Input start

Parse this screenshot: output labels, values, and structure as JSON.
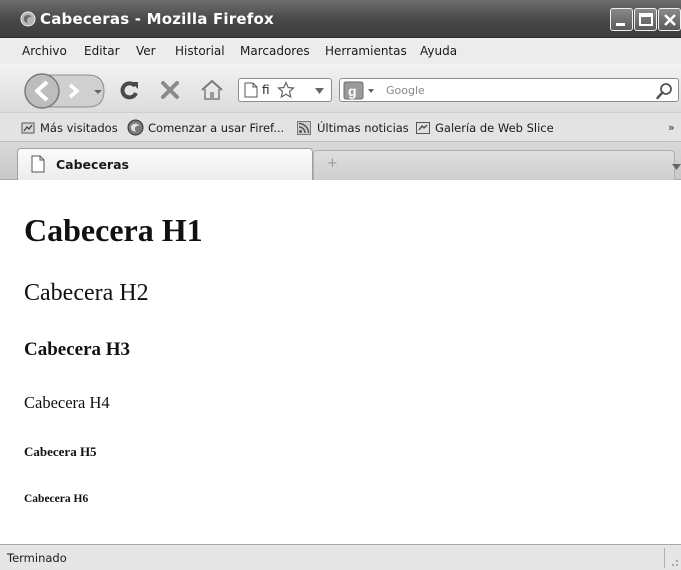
{
  "window": {
    "title": "Cabeceras - Mozilla Firefox"
  },
  "menu": {
    "items": [
      "Archivo",
      "Editar",
      "Ver",
      "Historial",
      "Marcadores",
      "Herramientas",
      "Ayuda"
    ]
  },
  "toolbar": {
    "url_text": "fi",
    "search_placeholder": "Google"
  },
  "bookmarks": {
    "items": [
      "Más visitados",
      "Comenzar a usar Firef...",
      "Últimas noticias",
      "Galería de Web Slice"
    ],
    "overflow": "»"
  },
  "tabs": {
    "active_label": "Cabeceras",
    "new_tab_symbol": "+"
  },
  "page": {
    "h1": "Cabecera H1",
    "h2": "Cabecera H2",
    "h3": "Cabecera H3",
    "h4": "Cabecera H4",
    "h5": "Cabecera H5",
    "h6": "Cabecera H6"
  },
  "status": {
    "text": "Terminado"
  },
  "icons": {
    "app": "firefox-icon",
    "back": "back-arrow-icon",
    "forward": "forward-arrow-icon",
    "reload": "reload-icon",
    "stop": "stop-icon",
    "home": "home-icon",
    "page": "page-icon",
    "star": "bookmark-star-icon",
    "search_engine": "google-icon",
    "search": "magnifier-icon"
  }
}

Input end

What this task involves: Quote the records in full and exactly; skip any image.

Response to the task:
Parse this screenshot: output labels, values, and structure as JSON.
{
  "window": {
    "title": "Cabeceras - Mozilla Firefox"
  },
  "menu": {
    "items": [
      "Archivo",
      "Editar",
      "Ver",
      "Historial",
      "Marcadores",
      "Herramientas",
      "Ayuda"
    ]
  },
  "toolbar": {
    "url_text": "fi",
    "search_placeholder": "Google"
  },
  "bookmarks": {
    "items": [
      "Más visitados",
      "Comenzar a usar Firef...",
      "Últimas noticias",
      "Galería de Web Slice"
    ],
    "overflow": "»"
  },
  "tabs": {
    "active_label": "Cabeceras",
    "new_tab_symbol": "+"
  },
  "page": {
    "h1": "Cabecera H1",
    "h2": "Cabecera H2",
    "h3": "Cabecera H3",
    "h4": "Cabecera H4",
    "h5": "Cabecera H5",
    "h6": "Cabecera H6"
  },
  "status": {
    "text": "Terminado"
  },
  "icons": {
    "app": "firefox-icon",
    "back": "back-arrow-icon",
    "forward": "forward-arrow-icon",
    "reload": "reload-icon",
    "stop": "stop-icon",
    "home": "home-icon",
    "page": "page-icon",
    "star": "bookmark-star-icon",
    "search_engine": "google-icon",
    "search": "magnifier-icon"
  }
}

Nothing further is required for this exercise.